EXERCISE INSTRUCTIONS: Copy out each line of the material below that holds the string "JSON".

--- start of PROVIDED MATERIAL ---

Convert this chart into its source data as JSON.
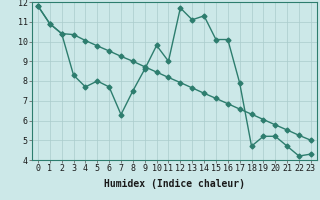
{
  "xlabel": "Humidex (Indice chaleur)",
  "bg_color": "#cce8e8",
  "line_color": "#2d7d6e",
  "grid_color": "#aacccc",
  "xlim": [
    -0.5,
    23.5
  ],
  "ylim": [
    4,
    12
  ],
  "xticks": [
    0,
    1,
    2,
    3,
    4,
    5,
    6,
    7,
    8,
    9,
    10,
    11,
    12,
    13,
    14,
    15,
    16,
    17,
    18,
    19,
    20,
    21,
    22,
    23
  ],
  "yticks": [
    4,
    5,
    6,
    7,
    8,
    9,
    10,
    11,
    12
  ],
  "line1_x": [
    0,
    1,
    2,
    3,
    4,
    5,
    6,
    7,
    8,
    9,
    10,
    11,
    12,
    13,
    14,
    15,
    16,
    17,
    18,
    19,
    20,
    21,
    22,
    23
  ],
  "line1_y": [
    11.8,
    10.9,
    10.4,
    10.35,
    10.05,
    9.78,
    9.52,
    9.25,
    9.0,
    8.72,
    8.45,
    8.18,
    7.92,
    7.65,
    7.38,
    7.12,
    6.85,
    6.58,
    6.32,
    6.05,
    5.78,
    5.52,
    5.25,
    5.0
  ],
  "line2_x": [
    0,
    1,
    2,
    3,
    4,
    5,
    6,
    7,
    8,
    9,
    10,
    11,
    12,
    13,
    14,
    15,
    16,
    17,
    18,
    19,
    20,
    21,
    22,
    23
  ],
  "line2_y": [
    11.8,
    10.9,
    10.4,
    8.3,
    7.7,
    8.0,
    7.7,
    6.3,
    7.5,
    8.6,
    9.8,
    9.0,
    11.7,
    11.1,
    11.3,
    10.1,
    10.1,
    7.9,
    4.7,
    5.2,
    5.2,
    4.7,
    4.2,
    4.3
  ],
  "marker": "D",
  "markersize": 2.5,
  "linewidth": 1.0,
  "fontsize_label": 7,
  "fontsize_tick": 6
}
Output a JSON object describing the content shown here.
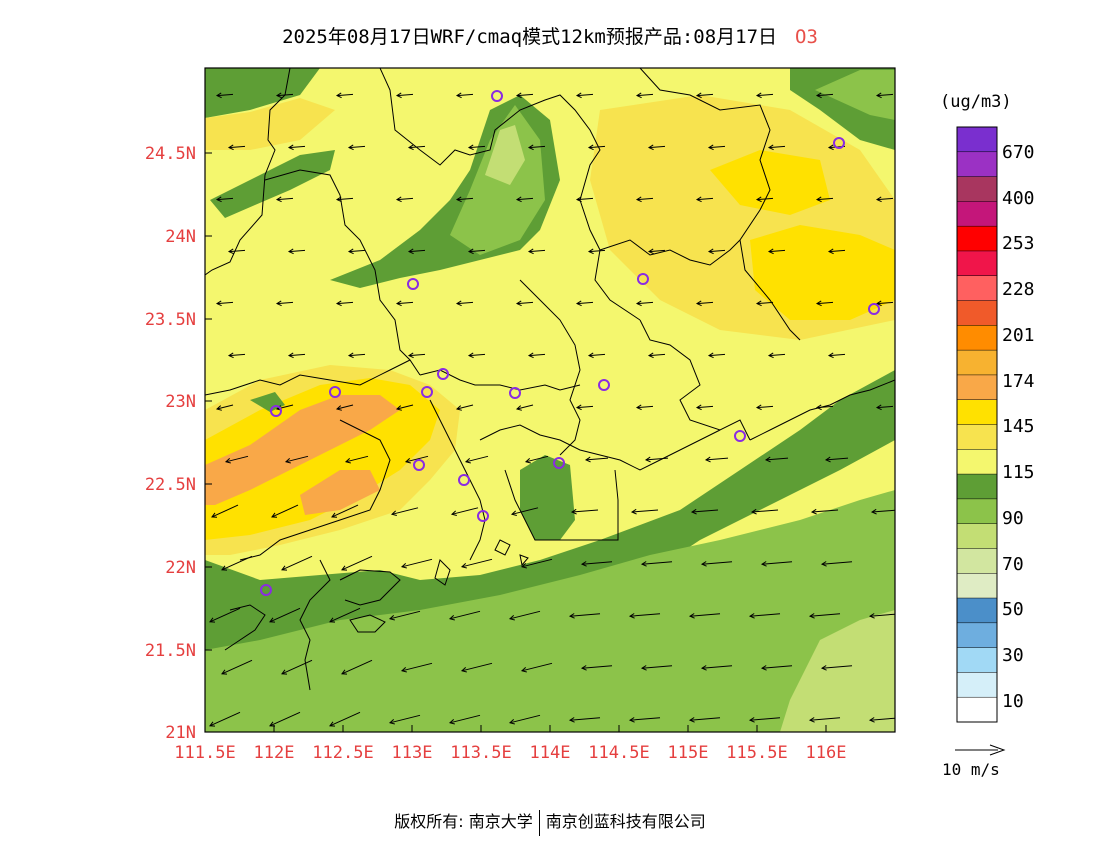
{
  "title": {
    "main": "2025年08月17日WRF/cmaq模式12km预报产品:08月17日",
    "species": "O3"
  },
  "axes": {
    "y_ticks": [
      "24.5N",
      "24N",
      "23.5N",
      "23N",
      "22.5N",
      "22N",
      "21.5N",
      "21N"
    ],
    "x_ticks": [
      "111.5E",
      "112E",
      "112.5E",
      "113E",
      "113.5E",
      "114E",
      "114.5E",
      "115E",
      "115.5E",
      "116E"
    ]
  },
  "legend": {
    "unit": "(ug/m3)",
    "labels": [
      "670",
      "400",
      "253",
      "228",
      "201",
      "174",
      "145",
      "115",
      "90",
      "70",
      "50",
      "30",
      "10"
    ],
    "colors": [
      "#7a2fcf",
      "#9b31c4",
      "#a8365f",
      "#c4167a",
      "#ff0000",
      "#f0154a",
      "#ff6060",
      "#f05a2a",
      "#ff8c00",
      "#f7b230",
      "#f9a848",
      "#ffe100",
      "#f7e34f",
      "#f4f76e",
      "#5e9e35",
      "#8cc34a",
      "#c3de74",
      "#d2e6a0",
      "#dfecc4",
      "#4b8fc9",
      "#6eaedf",
      "#a1d9f5",
      "#d5eff9",
      "#ffffff"
    ]
  },
  "vector_reference": "10 m/s",
  "stations": [
    "site",
    "site",
    "site",
    "site",
    "site",
    "site",
    "site",
    "site",
    "site",
    "site",
    "site",
    "site",
    "site",
    "site",
    "site",
    "site",
    "site",
    "site"
  ],
  "copyright": {
    "left": "版权所有: 南京大学",
    "right": "南京创蓝科技有限公司"
  }
}
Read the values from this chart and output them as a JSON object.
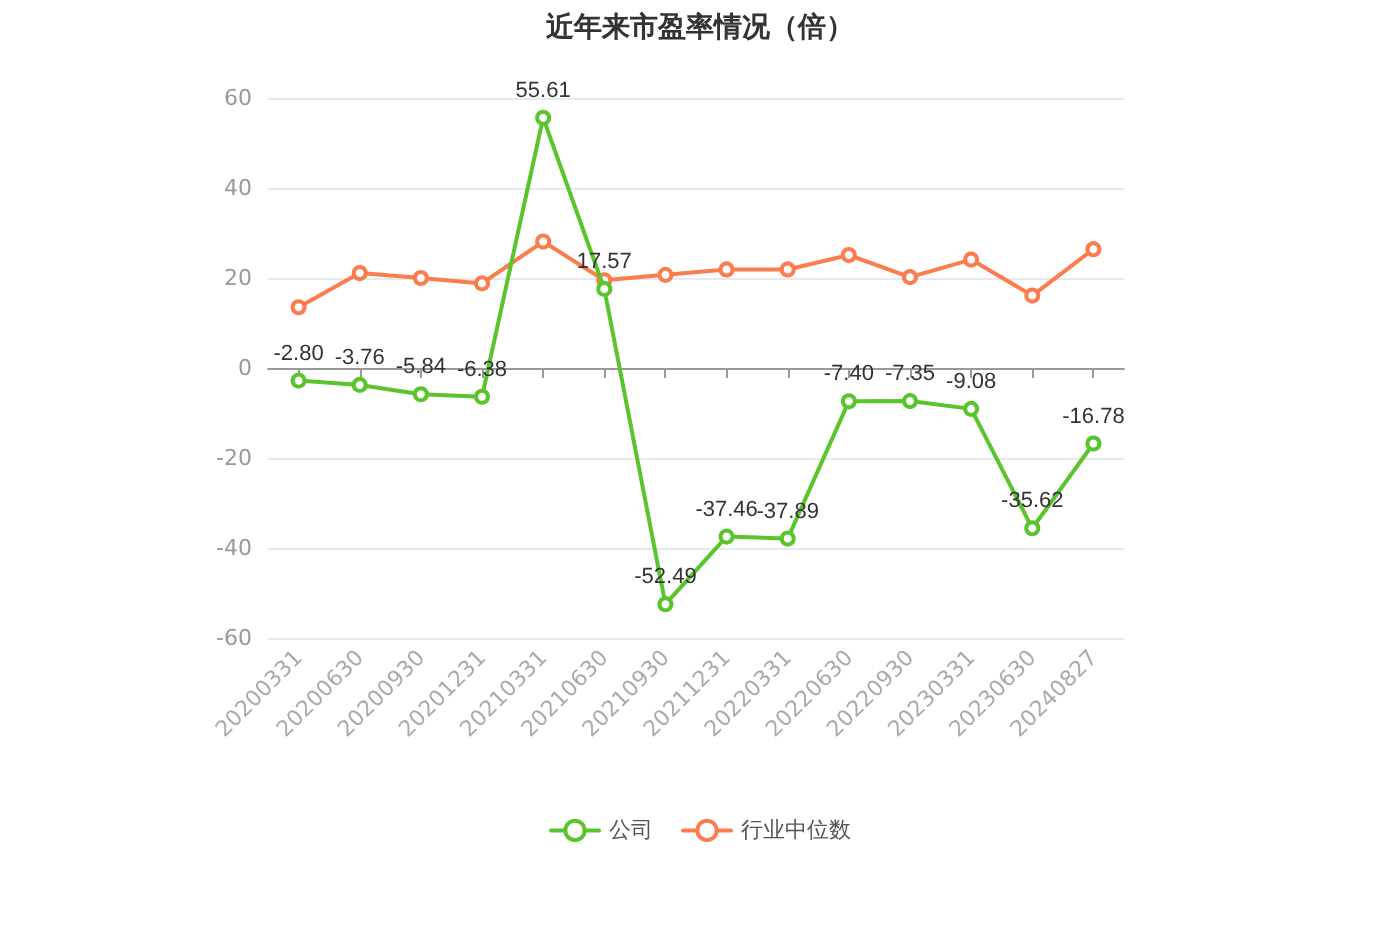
{
  "chart_data": {
    "type": "line",
    "title": "近年来市盈率情况（倍）",
    "categories": [
      "20200331",
      "20200630",
      "20200930",
      "20201231",
      "20210331",
      "20210630",
      "20210930",
      "20211231",
      "20220331",
      "20220630",
      "20220930",
      "20230331",
      "20230630",
      "20240827"
    ],
    "series": [
      {
        "name": "公司",
        "color": "#5ac42c",
        "values": [
          -2.8,
          -3.76,
          -5.84,
          -6.38,
          55.61,
          17.57,
          -52.49,
          -37.46,
          -37.89,
          -7.4,
          -7.35,
          -9.08,
          -35.62,
          -16.78
        ],
        "value_labels": [
          "-2.80",
          "-3.76",
          "-5.84",
          "-6.38",
          "55.61",
          "17.57",
          "-52.49",
          "-37.46",
          "-37.89",
          "-7.40",
          "-7.35",
          "-9.08",
          "-35.62",
          "-16.78"
        ]
      },
      {
        "name": "行业中位数",
        "color": "#fb7d4e",
        "values": [
          13.5,
          21.1,
          20.0,
          18.8,
          28.1,
          19.5,
          20.7,
          21.9,
          21.9,
          25.1,
          20.2,
          24.1,
          16.1,
          26.4
        ]
      }
    ],
    "ylim": [
      -60,
      60
    ],
    "yticks": [
      -60,
      -40,
      -20,
      0,
      20,
      40,
      60
    ],
    "grid": "y",
    "legend": "bottom",
    "marker": "circle",
    "line_style": "solid"
  }
}
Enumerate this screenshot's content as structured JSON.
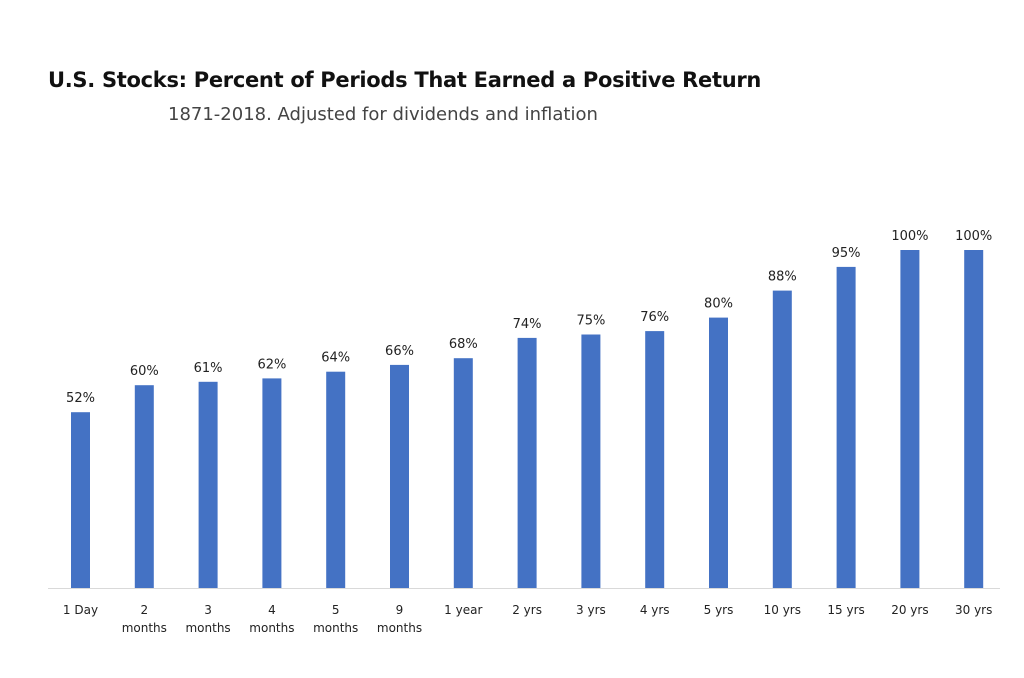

--- end of PROVIDED MATERIAL ---

WRITTEN ANSWER:
Convert this chart into its source data as JSON.
Output a JSON object describing the content shown here.
Read the values from this chart and output them as a JSON object.
Enumerate this screenshot's content as structured JSON.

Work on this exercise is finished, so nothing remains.